In the material below, list every line carrying the string "horizontal".

::: EXERCISE MATERIALS :::

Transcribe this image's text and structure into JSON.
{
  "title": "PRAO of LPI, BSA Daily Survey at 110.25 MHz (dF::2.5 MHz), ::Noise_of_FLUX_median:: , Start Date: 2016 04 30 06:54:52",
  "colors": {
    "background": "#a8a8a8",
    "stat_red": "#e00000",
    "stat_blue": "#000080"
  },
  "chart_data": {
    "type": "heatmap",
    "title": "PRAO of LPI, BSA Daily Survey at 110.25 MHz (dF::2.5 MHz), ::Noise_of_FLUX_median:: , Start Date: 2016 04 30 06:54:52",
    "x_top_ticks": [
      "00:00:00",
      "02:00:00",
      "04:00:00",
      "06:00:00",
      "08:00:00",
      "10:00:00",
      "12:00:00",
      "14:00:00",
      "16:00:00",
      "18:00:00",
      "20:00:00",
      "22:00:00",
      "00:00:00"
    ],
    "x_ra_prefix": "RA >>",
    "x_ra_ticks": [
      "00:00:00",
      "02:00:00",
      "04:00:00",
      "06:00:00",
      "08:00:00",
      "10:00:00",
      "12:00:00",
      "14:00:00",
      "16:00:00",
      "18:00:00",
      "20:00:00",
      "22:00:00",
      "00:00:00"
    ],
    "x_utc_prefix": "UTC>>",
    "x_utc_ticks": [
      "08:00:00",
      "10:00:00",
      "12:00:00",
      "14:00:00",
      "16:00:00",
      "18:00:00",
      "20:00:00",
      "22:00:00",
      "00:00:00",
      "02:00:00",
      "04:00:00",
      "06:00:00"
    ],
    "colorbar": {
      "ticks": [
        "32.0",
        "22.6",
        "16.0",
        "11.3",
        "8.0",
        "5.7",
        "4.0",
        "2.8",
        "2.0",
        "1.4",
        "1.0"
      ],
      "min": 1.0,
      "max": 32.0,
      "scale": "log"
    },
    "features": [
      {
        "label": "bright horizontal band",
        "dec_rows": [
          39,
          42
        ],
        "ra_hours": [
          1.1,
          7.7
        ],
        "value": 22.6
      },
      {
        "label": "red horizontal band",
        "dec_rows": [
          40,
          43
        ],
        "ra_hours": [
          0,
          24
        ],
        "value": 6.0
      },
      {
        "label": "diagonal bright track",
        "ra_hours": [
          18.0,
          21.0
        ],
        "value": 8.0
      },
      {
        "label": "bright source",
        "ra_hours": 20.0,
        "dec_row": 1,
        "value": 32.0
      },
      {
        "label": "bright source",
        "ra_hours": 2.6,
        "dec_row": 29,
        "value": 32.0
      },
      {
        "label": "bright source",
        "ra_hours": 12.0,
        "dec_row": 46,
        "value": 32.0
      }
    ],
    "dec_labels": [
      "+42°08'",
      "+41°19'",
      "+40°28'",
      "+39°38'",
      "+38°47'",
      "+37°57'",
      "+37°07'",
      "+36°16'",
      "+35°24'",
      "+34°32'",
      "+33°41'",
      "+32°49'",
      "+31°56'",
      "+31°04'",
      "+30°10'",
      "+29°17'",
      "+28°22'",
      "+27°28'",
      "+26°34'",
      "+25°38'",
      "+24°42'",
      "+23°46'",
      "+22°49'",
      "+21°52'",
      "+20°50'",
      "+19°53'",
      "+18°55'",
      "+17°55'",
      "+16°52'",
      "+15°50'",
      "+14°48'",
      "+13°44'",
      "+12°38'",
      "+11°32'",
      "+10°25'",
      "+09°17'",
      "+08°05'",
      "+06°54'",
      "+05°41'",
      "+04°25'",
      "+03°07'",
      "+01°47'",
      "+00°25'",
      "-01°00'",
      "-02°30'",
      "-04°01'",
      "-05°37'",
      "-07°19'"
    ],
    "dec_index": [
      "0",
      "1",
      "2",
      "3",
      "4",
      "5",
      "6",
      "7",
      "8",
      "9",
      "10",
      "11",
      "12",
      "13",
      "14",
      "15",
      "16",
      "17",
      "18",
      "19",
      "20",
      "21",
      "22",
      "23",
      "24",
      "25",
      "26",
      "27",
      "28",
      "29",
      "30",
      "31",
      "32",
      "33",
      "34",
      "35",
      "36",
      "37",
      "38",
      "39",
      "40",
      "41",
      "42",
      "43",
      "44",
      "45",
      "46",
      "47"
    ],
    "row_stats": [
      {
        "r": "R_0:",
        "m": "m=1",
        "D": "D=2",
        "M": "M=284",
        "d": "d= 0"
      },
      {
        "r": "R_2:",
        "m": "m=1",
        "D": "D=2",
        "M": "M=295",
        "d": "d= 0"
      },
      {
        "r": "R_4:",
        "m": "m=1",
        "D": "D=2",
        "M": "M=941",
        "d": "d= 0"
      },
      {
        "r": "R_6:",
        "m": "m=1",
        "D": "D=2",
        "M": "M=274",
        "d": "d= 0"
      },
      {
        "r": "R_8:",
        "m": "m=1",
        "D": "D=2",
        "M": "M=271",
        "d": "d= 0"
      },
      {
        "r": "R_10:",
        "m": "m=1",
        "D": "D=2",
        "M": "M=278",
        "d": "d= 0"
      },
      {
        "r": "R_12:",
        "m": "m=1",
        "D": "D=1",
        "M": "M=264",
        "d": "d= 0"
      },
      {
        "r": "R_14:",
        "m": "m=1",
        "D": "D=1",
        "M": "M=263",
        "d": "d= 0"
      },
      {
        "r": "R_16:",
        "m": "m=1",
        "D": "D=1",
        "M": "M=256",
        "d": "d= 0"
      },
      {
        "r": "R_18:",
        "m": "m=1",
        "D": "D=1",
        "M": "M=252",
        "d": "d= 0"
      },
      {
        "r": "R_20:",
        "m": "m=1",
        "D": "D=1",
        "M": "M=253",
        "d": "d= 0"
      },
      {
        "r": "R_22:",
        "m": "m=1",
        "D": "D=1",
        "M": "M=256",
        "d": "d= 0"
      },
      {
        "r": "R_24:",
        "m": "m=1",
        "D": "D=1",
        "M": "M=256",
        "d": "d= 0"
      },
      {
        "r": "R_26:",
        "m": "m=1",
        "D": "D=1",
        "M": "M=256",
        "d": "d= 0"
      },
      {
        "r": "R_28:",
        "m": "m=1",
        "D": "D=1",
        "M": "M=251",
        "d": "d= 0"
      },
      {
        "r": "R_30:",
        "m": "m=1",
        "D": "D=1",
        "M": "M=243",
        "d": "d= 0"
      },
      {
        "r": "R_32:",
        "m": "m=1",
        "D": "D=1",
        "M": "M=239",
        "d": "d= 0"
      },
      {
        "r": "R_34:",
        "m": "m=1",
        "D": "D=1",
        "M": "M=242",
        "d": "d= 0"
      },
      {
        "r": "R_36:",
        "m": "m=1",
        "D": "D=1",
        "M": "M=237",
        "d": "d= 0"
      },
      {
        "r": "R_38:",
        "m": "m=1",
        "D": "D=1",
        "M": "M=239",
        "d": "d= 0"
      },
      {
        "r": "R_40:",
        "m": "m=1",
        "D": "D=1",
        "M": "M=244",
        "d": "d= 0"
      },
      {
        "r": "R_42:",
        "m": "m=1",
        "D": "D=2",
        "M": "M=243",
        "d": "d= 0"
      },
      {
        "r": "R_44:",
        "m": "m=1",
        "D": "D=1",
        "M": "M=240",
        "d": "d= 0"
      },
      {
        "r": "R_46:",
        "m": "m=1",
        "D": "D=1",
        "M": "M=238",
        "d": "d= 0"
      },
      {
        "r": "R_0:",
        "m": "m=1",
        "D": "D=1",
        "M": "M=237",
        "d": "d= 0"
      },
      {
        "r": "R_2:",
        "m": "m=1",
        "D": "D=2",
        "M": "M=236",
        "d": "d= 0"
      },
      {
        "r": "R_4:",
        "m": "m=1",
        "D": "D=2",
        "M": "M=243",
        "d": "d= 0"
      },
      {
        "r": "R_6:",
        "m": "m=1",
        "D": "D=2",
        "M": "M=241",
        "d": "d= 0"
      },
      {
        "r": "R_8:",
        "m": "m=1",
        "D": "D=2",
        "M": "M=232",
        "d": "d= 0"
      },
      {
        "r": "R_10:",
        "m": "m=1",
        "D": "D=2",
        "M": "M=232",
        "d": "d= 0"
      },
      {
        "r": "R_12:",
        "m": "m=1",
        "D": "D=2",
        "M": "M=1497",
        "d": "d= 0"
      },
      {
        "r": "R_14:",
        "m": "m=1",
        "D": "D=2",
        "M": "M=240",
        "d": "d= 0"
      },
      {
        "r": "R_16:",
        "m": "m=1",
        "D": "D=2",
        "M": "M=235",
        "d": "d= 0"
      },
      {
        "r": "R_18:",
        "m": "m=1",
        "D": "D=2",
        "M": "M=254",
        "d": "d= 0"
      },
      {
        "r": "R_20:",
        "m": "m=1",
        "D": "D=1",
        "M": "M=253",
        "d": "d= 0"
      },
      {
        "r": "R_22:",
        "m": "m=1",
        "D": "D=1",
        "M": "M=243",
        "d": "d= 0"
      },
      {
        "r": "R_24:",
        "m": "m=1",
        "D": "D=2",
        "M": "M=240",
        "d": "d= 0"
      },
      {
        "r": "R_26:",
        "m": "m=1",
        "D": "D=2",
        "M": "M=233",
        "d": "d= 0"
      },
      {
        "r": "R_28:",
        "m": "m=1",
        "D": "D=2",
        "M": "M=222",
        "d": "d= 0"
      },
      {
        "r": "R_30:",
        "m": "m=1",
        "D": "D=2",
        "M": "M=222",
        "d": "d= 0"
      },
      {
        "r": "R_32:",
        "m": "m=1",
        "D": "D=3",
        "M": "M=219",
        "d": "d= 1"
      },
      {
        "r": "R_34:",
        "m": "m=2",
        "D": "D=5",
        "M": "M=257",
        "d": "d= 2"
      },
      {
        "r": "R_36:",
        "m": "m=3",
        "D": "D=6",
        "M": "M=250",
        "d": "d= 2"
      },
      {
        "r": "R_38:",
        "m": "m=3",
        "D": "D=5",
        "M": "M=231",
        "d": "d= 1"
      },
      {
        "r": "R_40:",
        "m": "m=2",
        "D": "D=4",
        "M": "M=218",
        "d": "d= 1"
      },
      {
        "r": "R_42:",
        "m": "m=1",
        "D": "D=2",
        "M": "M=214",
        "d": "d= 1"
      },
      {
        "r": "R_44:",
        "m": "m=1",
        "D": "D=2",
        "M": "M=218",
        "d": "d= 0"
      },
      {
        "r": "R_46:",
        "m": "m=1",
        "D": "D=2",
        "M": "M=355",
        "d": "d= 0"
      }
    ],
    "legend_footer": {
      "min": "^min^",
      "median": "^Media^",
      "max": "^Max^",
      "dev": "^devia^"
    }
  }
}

:::

### EXERCISE OUTPUT
        "label": "bright horizontal band",
        "label": "red horizontal band",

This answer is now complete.